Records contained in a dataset

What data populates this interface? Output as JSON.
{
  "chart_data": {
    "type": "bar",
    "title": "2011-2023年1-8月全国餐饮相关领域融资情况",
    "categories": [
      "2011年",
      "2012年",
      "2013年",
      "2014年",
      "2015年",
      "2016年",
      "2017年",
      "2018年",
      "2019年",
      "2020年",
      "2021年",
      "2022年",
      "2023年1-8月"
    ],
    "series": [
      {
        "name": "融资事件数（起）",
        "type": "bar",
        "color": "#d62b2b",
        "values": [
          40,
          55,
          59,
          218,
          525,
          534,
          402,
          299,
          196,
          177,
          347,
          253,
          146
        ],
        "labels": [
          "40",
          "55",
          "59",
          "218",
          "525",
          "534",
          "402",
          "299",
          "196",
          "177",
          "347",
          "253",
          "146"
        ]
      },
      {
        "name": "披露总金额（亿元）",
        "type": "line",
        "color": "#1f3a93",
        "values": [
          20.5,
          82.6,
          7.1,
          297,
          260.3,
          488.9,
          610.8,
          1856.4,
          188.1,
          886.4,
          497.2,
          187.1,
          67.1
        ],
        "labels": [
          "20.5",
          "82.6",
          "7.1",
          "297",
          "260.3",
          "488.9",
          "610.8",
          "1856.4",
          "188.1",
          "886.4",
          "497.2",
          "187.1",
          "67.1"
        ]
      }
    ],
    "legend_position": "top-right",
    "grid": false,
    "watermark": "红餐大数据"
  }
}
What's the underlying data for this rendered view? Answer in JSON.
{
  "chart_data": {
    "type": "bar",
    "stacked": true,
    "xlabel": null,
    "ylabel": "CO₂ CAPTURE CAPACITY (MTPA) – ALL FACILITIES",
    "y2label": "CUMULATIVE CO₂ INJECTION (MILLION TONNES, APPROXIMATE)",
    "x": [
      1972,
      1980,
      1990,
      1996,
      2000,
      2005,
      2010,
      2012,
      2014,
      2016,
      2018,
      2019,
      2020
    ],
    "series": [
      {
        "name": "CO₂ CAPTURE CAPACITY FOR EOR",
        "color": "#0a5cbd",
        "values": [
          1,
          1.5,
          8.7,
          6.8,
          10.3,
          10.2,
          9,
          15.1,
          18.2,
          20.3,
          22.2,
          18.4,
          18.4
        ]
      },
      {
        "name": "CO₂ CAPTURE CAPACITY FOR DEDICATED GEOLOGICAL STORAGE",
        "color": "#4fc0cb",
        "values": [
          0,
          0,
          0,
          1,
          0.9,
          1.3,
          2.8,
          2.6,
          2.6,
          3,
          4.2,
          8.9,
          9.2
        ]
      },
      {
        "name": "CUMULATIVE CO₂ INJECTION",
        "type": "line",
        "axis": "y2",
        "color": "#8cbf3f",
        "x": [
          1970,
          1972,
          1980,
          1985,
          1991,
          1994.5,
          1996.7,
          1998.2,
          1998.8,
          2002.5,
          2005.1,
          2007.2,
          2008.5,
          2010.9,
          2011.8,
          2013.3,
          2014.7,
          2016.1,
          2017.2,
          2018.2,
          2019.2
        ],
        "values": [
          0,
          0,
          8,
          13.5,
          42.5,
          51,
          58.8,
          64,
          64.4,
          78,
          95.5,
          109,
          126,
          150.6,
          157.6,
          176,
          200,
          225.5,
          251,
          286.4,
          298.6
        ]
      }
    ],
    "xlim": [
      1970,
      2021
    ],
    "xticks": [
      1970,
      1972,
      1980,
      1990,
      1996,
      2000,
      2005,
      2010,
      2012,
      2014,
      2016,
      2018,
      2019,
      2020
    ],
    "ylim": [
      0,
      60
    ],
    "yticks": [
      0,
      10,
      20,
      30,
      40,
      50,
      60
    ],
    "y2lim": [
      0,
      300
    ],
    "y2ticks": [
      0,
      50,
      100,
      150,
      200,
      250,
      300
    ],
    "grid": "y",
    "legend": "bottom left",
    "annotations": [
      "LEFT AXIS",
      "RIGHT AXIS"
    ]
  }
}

Problem description =>
Make an exact copy of every entry.

Exercise response =>
What data populates this interface? Output as JSON.
{
  "chart_data": {
    "type": "bar",
    "title": "2011-2023年1-8月全国餐饮相关领域融资情况",
    "categories": [
      "2011年",
      "2012年",
      "2013年",
      "2014年",
      "2015年",
      "2016年",
      "2017年",
      "2018年",
      "2019年",
      "2020年",
      "2021年",
      "2022年",
      "2023年1-8月"
    ],
    "series": [
      {
        "name": "融资事件数（起）",
        "type": "bar",
        "color": "#d62b2b",
        "values": [
          40,
          55,
          59,
          218,
          525,
          534,
          402,
          299,
          196,
          177,
          347,
          253,
          146
        ],
        "labels": [
          "40",
          "55",
          "59",
          "218",
          "525",
          "534",
          "402",
          "299",
          "196",
          "177",
          "347",
          "253",
          "146"
        ]
      },
      {
        "name": "披露总金额（亿元）",
        "type": "line",
        "color": "#1f3a93",
        "values": [
          20.5,
          82.6,
          7.1,
          297,
          260.3,
          488.9,
          610.8,
          1856.4,
          188.1,
          886.4,
          497.2,
          187.1,
          67.1
        ],
        "labels": [
          "20.5",
          "82.6",
          "7.1",
          "297",
          "260.3",
          "488.9",
          "610.8",
          "1856.4",
          "188.1",
          "886.4",
          "497.2",
          "187.1",
          "67.1"
        ]
      }
    ],
    "legend_position": "top-right",
    "grid": false,
    "watermark": "红餐大数据"
  }
}
What's the underlying data for this rendered view? Answer in JSON.
{
  "chart_data": {
    "type": "bar",
    "stacked": true,
    "xlabel": null,
    "ylabel": "CO₂ CAPTURE CAPACITY (MTPA) – ALL FACILITIES",
    "y2label": "CUMULATIVE CO₂ INJECTION (MILLION TONNES, APPROXIMATE)",
    "x": [
      1972,
      1980,
      1990,
      1996,
      2000,
      2005,
      2010,
      2012,
      2014,
      2016,
      2018,
      2019,
      2020
    ],
    "series": [
      {
        "name": "CO₂ CAPTURE CAPACITY FOR EOR",
        "color": "#0a5cbd",
        "values": [
          1,
          1.5,
          8.7,
          6.8,
          10.3,
          10.2,
          9,
          15.1,
          18.2,
          20.3,
          22.2,
          18.4,
          18.4
        ]
      },
      {
        "name": "CO₂ CAPTURE CAPACITY FOR DEDICATED GEOLOGICAL STORAGE",
        "color": "#4fc0cb",
        "values": [
          0,
          0,
          0,
          1,
          0.9,
          1.3,
          2.8,
          2.6,
          2.6,
          3,
          4.2,
          8.9,
          9.2
        ]
      },
      {
        "name": "CUMULATIVE CO₂ INJECTION",
        "type": "line",
        "axis": "y2",
        "color": "#8cbf3f",
        "x": [
          1970,
          1972,
          1980,
          1985,
          1991,
          1994.5,
          1996.7,
          1998.2,
          1998.8,
          2002.5,
          2005.1,
          2007.2,
          2008.5,
          2010.9,
          2011.8,
          2013.3,
          2014.7,
          2016.1,
          2017.2,
          2018.2,
          2019.2
        ],
        "values": [
          0,
          0,
          8,
          13.5,
          42.5,
          51,
          58.8,
          64,
          64.4,
          78,
          95.5,
          109,
          126,
          150.6,
          157.6,
          176,
          200,
          225.5,
          251,
          286.4,
          298.6
        ]
      }
    ],
    "xlim": [
      1970,
      2021
    ],
    "xticks": [
      1970,
      1972,
      1980,
      1990,
      1996,
      2000,
      2005,
      2010,
      2012,
      2014,
      2016,
      2018,
      2019,
      2020
    ],
    "ylim": [
      0,
      60
    ],
    "yticks": [
      0,
      10,
      20,
      30,
      40,
      50,
      60
    ],
    "y2lim": [
      0,
      300
    ],
    "y2ticks": [
      0,
      50,
      100,
      150,
      200,
      250,
      300
    ],
    "grid": "y",
    "legend": "bottom left",
    "annotations": [
      "LEFT AXIS",
      "RIGHT AXIS"
    ]
  }
}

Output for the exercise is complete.